Please output the records below in full, exactly as given, but without the images.

Dataset items:
%%

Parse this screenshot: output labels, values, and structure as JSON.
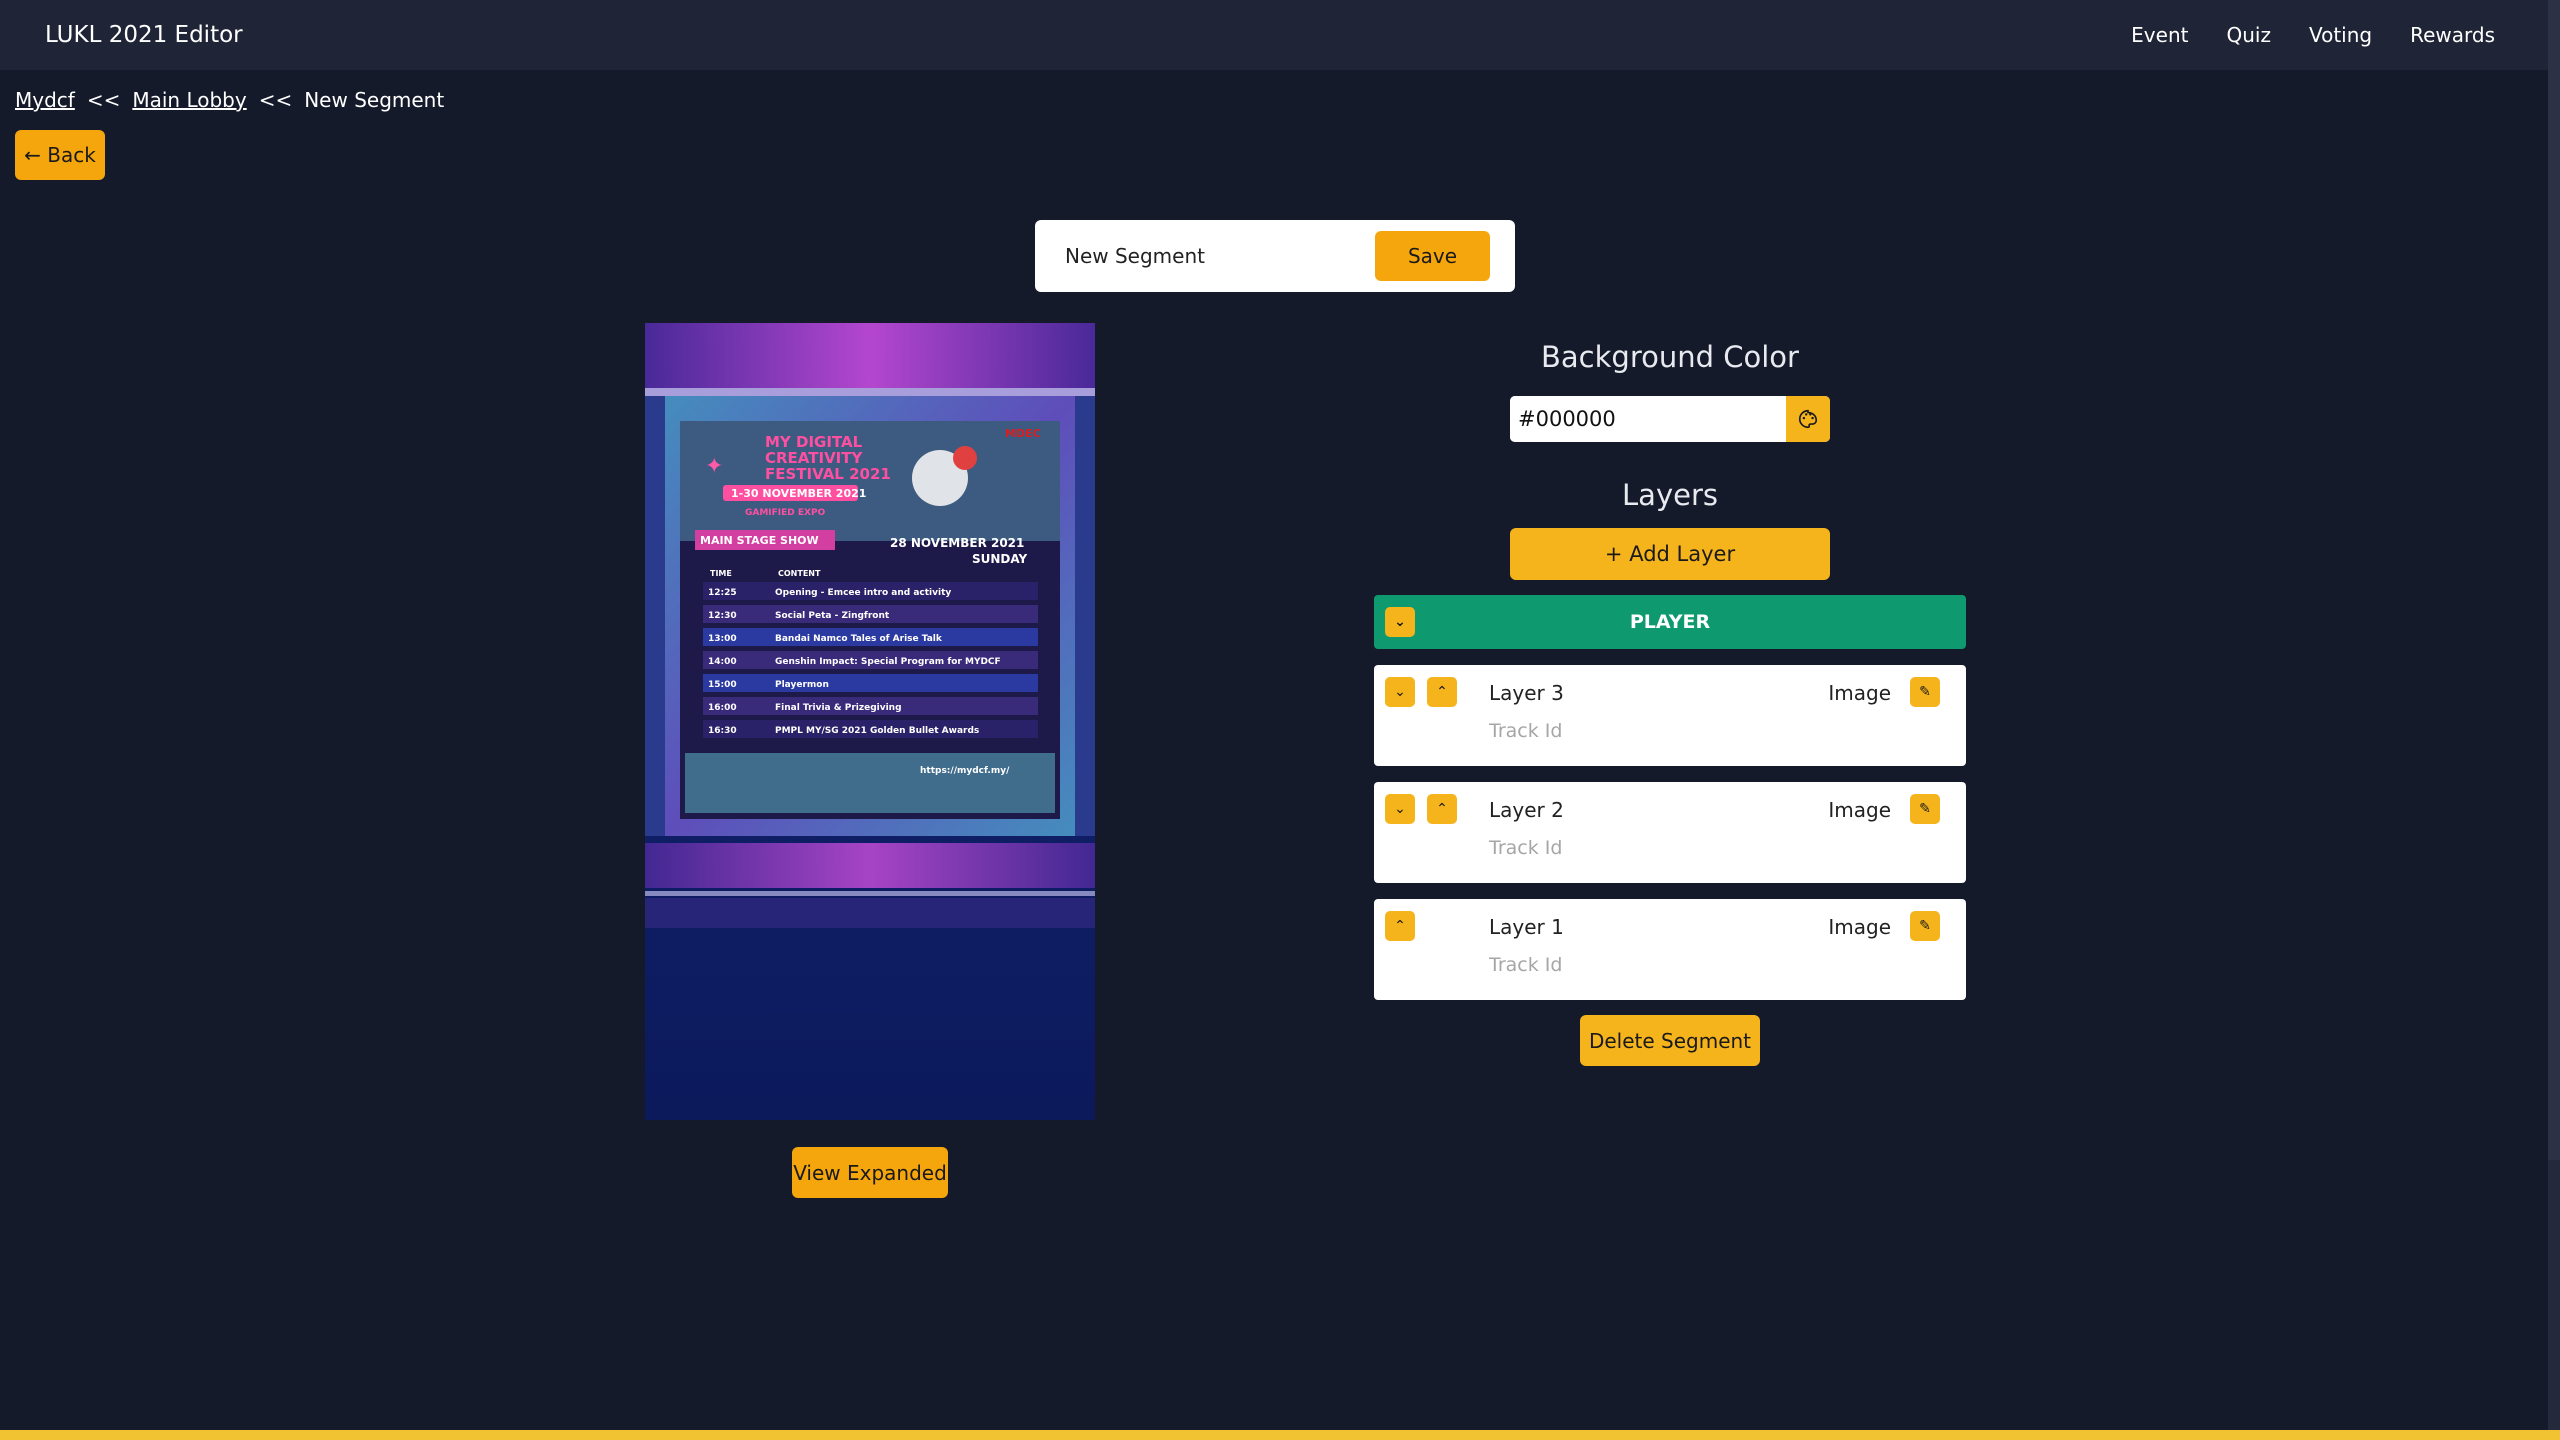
{
  "app": {
    "title": "LUKL 2021 Editor"
  },
  "nav": [
    "Event",
    "Quiz",
    "Voting",
    "Rewards"
  ],
  "breadcrumb": {
    "item1": "Mydcf",
    "sep": "<<",
    "item2": "Main Lobby",
    "current": "New Segment"
  },
  "back_button": "← Back",
  "segment": {
    "name": "New Segment",
    "save_label": "Save"
  },
  "preview": {
    "view_expanded_label": "View Expanded",
    "poster": {
      "title_line1": "MY DIGITAL",
      "title_line2": "CREATIVITY",
      "title_line3": "FESTIVAL 2021",
      "dates": "1-30 NOVEMBER 2021",
      "subtitle": "GAMIFIED EXPO",
      "logo": "MDEC",
      "stage": "MAIN STAGE SHOW",
      "date": "28 NOVEMBER 2021",
      "day": "SUNDAY",
      "col_time": "TIME",
      "col_content": "CONTENT",
      "schedule": [
        {
          "time": "12:25",
          "content": "Opening - Emcee intro and activity"
        },
        {
          "time": "12:30",
          "content": "Social Peta - Zingfront"
        },
        {
          "time": "13:00",
          "content": "Bandai Namco Tales of Arise Talk"
        },
        {
          "time": "14:00",
          "content": "Genshin Impact: Special Program for MYDCF"
        },
        {
          "time": "15:00",
          "content": "Playermon"
        },
        {
          "time": "16:00",
          "content": "Final Trivia & Prizegiving"
        },
        {
          "time": "16:30",
          "content": "PMPL MY/SG 2021 Golden Bullet Awards"
        }
      ],
      "url": "https://mydcf.my/"
    }
  },
  "background": {
    "title": "Background Color",
    "value": "#000000",
    "picker_icon": "palette-icon"
  },
  "layers": {
    "title": "Layers",
    "add_label": "+ Add Layer",
    "group": "PLAYER",
    "items": [
      {
        "name": "Layer 3",
        "track": "Track Id",
        "type": "Image"
      },
      {
        "name": "Layer 2",
        "track": "Track Id",
        "type": "Image"
      },
      {
        "name": "Layer 1",
        "track": "Track Id",
        "type": "Image"
      }
    ]
  },
  "delete_label": "Delete Segment",
  "colors": {
    "accent": "#f5b31c",
    "player": "#0e9a6e",
    "background": "#151a2b",
    "topbar": "#1f2536"
  }
}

%%

> [ANSWER TO THIS EXERCISE]
Parse this screenshot: output labels, values, and structure as JSON.
{
  "app": {
    "title": "LUKL 2021 Editor"
  },
  "nav": [
    "Event",
    "Quiz",
    "Voting",
    "Rewards"
  ],
  "breadcrumb": {
    "item1": "Mydcf",
    "sep": "<<",
    "item2": "Main Lobby",
    "current": "New Segment"
  },
  "back_button": "← Back",
  "segment": {
    "name": "New Segment",
    "save_label": "Save"
  },
  "preview": {
    "view_expanded_label": "View Expanded",
    "poster": {
      "title_line1": "MY DIGITAL",
      "title_line2": "CREATIVITY",
      "title_line3": "FESTIVAL 2021",
      "dates": "1-30 NOVEMBER 2021",
      "subtitle": "GAMIFIED EXPO",
      "logo": "MDEC",
      "stage": "MAIN STAGE SHOW",
      "date": "28 NOVEMBER 2021",
      "day": "SUNDAY",
      "col_time": "TIME",
      "col_content": "CONTENT",
      "schedule": [
        {
          "time": "12:25",
          "content": "Opening - Emcee intro and activity"
        },
        {
          "time": "12:30",
          "content": "Social Peta - Zingfront"
        },
        {
          "time": "13:00",
          "content": "Bandai Namco Tales of Arise Talk"
        },
        {
          "time": "14:00",
          "content": "Genshin Impact: Special Program for MYDCF"
        },
        {
          "time": "15:00",
          "content": "Playermon"
        },
        {
          "time": "16:00",
          "content": "Final Trivia & Prizegiving"
        },
        {
          "time": "16:30",
          "content": "PMPL MY/SG 2021 Golden Bullet Awards"
        }
      ],
      "url": "https://mydcf.my/"
    }
  },
  "background": {
    "title": "Background Color",
    "value": "#000000",
    "picker_icon": "palette-icon"
  },
  "layers": {
    "title": "Layers",
    "add_label": "+ Add Layer",
    "group": "PLAYER",
    "items": [
      {
        "name": "Layer 3",
        "track": "Track Id",
        "type": "Image"
      },
      {
        "name": "Layer 2",
        "track": "Track Id",
        "type": "Image"
      },
      {
        "name": "Layer 1",
        "track": "Track Id",
        "type": "Image"
      }
    ]
  },
  "delete_label": "Delete Segment",
  "colors": {
    "accent": "#f5b31c",
    "player": "#0e9a6e",
    "background": "#151a2b",
    "topbar": "#1f2536"
  }
}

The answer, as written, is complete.